WRITTEN EXERCISE:
Locate "Serialize everything readable" in the listing below, then output the line holding it and every line after it, exactly and with nothing else.

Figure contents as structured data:
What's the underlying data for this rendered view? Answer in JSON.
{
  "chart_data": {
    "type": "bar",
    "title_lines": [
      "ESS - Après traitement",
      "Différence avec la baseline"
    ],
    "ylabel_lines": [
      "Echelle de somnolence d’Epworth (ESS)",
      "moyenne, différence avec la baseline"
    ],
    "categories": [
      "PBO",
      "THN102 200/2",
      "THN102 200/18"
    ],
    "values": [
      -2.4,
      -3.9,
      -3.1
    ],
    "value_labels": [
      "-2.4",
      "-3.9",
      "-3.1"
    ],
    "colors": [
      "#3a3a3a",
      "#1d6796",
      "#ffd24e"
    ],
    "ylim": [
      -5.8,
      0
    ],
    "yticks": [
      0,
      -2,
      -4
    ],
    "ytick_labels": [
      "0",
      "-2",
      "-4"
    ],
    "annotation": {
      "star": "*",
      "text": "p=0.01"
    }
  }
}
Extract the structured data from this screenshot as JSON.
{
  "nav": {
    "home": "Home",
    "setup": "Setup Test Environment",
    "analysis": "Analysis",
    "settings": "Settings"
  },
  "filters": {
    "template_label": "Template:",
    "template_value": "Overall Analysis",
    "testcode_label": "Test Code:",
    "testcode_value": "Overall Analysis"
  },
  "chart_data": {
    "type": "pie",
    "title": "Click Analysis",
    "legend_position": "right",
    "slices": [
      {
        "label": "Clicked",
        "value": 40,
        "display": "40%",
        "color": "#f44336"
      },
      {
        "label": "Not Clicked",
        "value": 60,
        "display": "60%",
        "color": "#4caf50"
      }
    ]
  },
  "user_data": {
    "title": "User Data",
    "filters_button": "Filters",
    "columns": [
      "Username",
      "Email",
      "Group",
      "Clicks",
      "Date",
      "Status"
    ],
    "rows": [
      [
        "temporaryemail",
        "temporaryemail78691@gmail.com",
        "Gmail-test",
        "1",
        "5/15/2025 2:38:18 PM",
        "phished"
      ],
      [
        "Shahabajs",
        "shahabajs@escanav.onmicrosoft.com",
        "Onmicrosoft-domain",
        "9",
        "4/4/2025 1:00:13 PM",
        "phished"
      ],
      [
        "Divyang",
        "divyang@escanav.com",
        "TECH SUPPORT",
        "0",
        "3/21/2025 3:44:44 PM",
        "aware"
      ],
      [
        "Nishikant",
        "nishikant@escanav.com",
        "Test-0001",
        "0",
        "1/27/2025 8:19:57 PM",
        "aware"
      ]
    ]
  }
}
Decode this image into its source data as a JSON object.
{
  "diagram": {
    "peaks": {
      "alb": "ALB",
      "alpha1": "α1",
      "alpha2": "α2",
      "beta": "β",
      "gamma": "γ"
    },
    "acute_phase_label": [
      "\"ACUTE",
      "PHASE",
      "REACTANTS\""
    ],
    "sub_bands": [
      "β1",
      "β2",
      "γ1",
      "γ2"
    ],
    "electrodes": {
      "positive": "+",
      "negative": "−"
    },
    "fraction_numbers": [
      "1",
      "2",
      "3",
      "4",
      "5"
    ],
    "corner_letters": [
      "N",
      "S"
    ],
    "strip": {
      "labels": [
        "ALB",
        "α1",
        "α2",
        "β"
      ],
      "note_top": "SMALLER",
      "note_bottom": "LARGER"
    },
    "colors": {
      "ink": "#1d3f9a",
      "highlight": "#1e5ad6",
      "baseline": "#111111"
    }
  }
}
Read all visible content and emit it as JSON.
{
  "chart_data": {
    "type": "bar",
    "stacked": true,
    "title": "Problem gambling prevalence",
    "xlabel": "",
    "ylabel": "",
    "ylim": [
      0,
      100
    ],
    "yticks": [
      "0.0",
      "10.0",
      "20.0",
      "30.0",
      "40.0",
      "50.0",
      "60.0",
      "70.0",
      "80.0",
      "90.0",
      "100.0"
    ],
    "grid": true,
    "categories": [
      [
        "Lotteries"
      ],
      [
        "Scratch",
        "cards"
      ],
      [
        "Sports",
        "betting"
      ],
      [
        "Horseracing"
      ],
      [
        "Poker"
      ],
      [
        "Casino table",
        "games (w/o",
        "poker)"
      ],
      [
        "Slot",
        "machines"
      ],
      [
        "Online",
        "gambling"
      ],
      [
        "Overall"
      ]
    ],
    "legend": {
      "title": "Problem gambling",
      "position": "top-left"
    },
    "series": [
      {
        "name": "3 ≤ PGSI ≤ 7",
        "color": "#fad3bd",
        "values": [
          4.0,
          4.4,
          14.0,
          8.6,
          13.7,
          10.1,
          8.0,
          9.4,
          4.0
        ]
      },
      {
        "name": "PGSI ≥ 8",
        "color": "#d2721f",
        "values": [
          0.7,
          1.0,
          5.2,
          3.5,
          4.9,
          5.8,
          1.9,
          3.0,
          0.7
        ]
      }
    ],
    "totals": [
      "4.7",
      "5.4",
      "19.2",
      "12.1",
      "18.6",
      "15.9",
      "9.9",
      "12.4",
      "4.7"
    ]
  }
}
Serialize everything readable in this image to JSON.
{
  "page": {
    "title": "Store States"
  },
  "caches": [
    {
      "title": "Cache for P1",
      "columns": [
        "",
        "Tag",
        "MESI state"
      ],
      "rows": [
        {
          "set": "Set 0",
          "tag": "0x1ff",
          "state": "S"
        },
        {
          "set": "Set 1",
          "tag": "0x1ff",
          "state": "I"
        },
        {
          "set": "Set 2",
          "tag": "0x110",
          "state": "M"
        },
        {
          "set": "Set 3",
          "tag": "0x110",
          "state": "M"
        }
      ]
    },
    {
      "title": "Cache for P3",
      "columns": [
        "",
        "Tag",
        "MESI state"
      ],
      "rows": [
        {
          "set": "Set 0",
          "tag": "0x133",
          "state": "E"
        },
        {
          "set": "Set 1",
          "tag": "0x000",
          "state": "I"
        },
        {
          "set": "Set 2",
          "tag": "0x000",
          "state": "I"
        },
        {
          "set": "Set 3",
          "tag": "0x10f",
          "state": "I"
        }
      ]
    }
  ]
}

SOLUTION BELOW:
Serialize everything readable in this image to JSON.
{
  "page": {
    "title": "Store States"
  },
  "caches": [
    {
      "title": "Cache for P1",
      "columns": [
        "",
        "Tag",
        "MESI state"
      ],
      "rows": [
        {
          "set": "Set 0",
          "tag": "0x1ff",
          "state": "S"
        },
        {
          "set": "Set 1",
          "tag": "0x1ff",
          "state": "I"
        },
        {
          "set": "Set 2",
          "tag": "0x110",
          "state": "M"
        },
        {
          "set": "Set 3",
          "tag": "0x110",
          "state": "M"
        }
      ]
    },
    {
      "title": "Cache for P3",
      "columns": [
        "",
        "Tag",
        "MESI state"
      ],
      "rows": [
        {
          "set": "Set 0",
          "tag": "0x133",
          "state": "E"
        },
        {
          "set": "Set 1",
          "tag": "0x000",
          "state": "I"
        },
        {
          "set": "Set 2",
          "tag": "0x000",
          "state": "I"
        },
        {
          "set": "Set 3",
          "tag": "0x10f",
          "state": "I"
        }
      ]
    }
  ]
}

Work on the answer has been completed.